- Task to complete: Among the lines below, how many carry the string "государственных"? Reply with a number and nothing else.

- Working data:
====
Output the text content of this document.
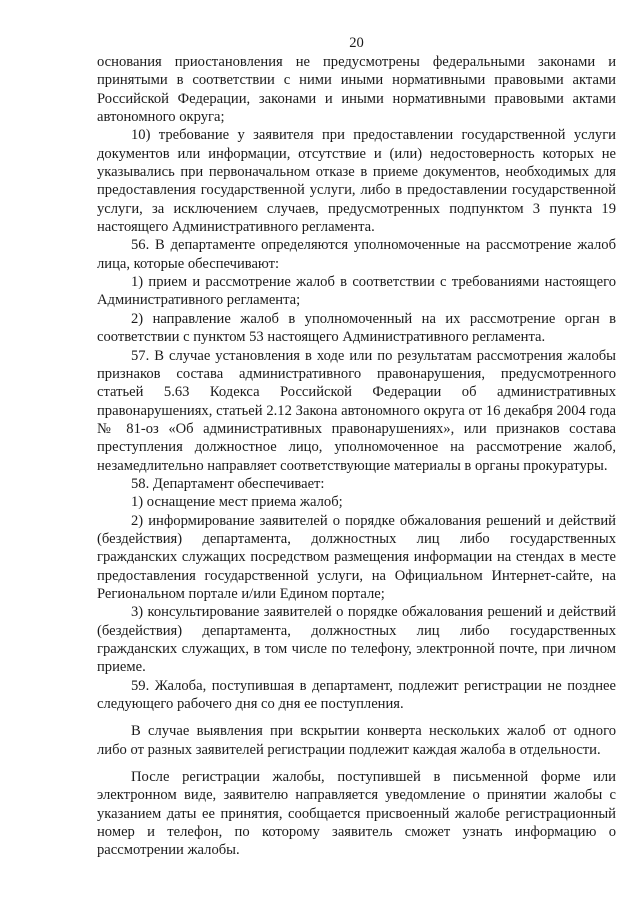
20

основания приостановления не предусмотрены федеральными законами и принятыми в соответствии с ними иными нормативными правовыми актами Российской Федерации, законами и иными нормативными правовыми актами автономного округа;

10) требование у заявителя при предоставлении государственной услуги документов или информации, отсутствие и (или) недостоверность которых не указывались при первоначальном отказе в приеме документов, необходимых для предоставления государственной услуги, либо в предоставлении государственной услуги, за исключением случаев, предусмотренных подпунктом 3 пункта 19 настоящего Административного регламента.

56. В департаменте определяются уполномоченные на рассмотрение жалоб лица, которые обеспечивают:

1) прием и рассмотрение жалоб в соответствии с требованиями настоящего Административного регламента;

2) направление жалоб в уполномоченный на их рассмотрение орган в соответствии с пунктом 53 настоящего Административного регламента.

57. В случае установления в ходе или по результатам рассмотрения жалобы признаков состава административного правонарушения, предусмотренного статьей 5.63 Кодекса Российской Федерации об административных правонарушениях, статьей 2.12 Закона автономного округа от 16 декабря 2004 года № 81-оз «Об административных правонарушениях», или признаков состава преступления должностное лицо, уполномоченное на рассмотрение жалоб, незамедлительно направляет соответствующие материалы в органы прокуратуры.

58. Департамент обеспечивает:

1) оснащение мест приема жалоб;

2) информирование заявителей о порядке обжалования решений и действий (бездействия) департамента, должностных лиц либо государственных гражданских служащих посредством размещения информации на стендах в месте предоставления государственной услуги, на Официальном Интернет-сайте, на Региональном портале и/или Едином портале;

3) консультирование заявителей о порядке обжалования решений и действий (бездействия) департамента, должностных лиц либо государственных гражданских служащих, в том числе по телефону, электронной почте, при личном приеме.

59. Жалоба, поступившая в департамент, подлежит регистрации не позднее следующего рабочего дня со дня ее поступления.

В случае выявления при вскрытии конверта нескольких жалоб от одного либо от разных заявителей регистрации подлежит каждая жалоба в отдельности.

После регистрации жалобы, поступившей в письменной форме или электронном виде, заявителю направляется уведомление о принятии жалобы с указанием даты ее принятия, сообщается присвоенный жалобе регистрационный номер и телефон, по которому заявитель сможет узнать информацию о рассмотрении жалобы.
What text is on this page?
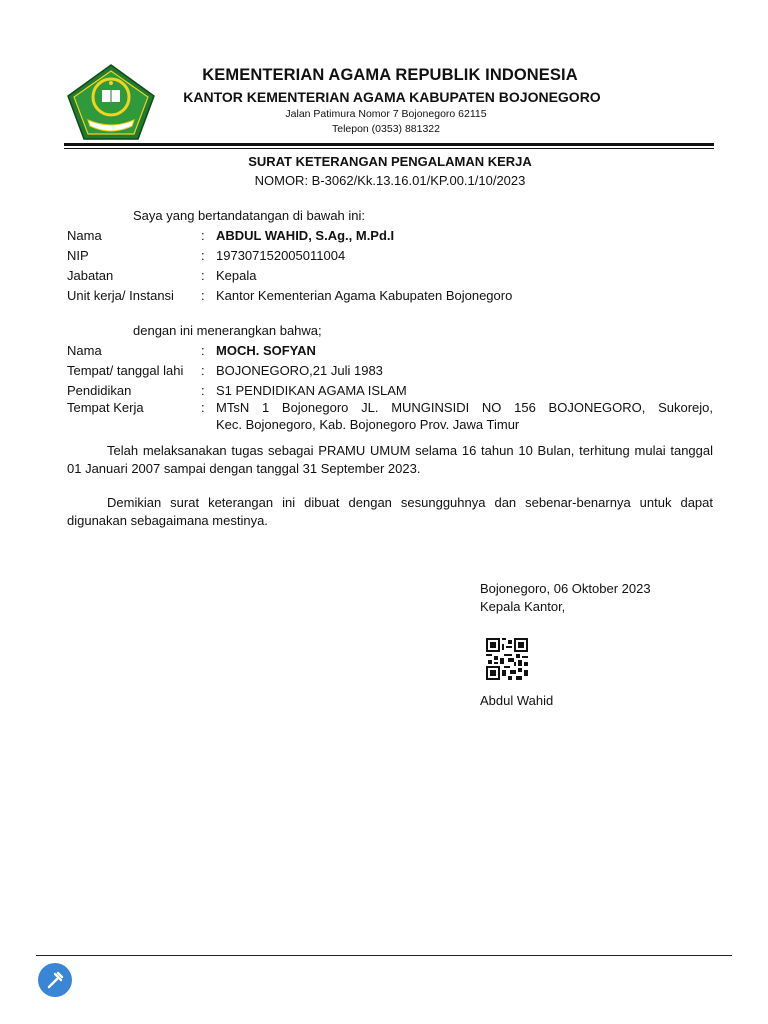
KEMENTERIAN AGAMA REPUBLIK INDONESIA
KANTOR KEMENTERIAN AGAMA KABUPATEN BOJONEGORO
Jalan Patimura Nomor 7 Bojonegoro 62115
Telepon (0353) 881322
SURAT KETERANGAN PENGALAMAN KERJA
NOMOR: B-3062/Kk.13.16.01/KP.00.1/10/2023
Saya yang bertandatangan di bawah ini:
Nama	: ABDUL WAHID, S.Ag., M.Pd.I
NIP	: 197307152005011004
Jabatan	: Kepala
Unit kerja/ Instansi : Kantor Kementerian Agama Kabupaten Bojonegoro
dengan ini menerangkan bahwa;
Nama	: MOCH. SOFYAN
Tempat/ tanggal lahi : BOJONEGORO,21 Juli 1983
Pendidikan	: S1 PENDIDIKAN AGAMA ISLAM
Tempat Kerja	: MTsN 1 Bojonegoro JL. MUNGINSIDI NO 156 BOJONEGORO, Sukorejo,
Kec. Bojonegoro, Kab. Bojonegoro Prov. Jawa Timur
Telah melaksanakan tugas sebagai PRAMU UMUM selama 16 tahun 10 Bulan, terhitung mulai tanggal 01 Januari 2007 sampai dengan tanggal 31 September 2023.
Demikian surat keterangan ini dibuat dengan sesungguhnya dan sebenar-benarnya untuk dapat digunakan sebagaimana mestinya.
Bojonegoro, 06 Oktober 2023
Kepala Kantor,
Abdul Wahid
====
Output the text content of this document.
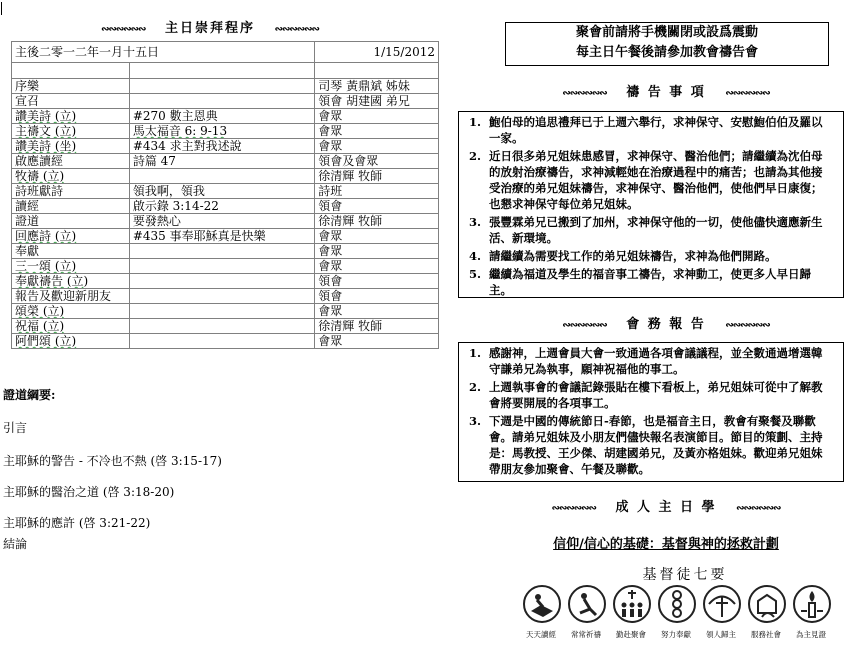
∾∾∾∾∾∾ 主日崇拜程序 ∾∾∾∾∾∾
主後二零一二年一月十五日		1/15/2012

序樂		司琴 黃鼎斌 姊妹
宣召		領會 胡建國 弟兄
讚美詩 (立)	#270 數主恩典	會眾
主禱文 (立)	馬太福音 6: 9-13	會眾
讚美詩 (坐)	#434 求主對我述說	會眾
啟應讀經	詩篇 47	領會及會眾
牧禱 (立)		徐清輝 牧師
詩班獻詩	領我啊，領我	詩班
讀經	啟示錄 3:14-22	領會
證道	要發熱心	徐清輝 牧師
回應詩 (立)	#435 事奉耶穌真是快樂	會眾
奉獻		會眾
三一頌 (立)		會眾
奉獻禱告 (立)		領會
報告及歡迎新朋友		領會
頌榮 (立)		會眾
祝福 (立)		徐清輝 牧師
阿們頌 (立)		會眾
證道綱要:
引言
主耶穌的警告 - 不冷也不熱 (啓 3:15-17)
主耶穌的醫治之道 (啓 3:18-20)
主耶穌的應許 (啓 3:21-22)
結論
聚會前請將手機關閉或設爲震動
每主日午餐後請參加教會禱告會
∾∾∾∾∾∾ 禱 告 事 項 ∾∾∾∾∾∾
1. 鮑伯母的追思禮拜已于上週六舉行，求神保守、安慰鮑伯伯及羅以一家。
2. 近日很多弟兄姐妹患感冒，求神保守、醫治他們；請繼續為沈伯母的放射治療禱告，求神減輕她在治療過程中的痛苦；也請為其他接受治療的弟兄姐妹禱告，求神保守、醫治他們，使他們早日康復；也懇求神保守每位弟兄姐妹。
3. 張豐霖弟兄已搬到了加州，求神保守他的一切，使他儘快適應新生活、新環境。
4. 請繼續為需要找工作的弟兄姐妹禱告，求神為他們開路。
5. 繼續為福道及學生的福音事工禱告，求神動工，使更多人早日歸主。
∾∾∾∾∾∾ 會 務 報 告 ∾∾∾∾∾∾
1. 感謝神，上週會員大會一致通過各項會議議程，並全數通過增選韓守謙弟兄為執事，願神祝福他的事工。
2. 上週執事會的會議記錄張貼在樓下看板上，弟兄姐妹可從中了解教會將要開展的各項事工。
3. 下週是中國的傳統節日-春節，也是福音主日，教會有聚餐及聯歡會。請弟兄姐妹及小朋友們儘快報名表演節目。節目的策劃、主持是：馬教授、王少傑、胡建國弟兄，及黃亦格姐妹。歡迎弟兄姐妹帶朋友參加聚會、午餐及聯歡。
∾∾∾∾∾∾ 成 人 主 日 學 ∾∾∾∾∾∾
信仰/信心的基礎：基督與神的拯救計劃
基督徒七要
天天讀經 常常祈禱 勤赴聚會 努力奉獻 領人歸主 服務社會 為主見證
====
- Full response: 2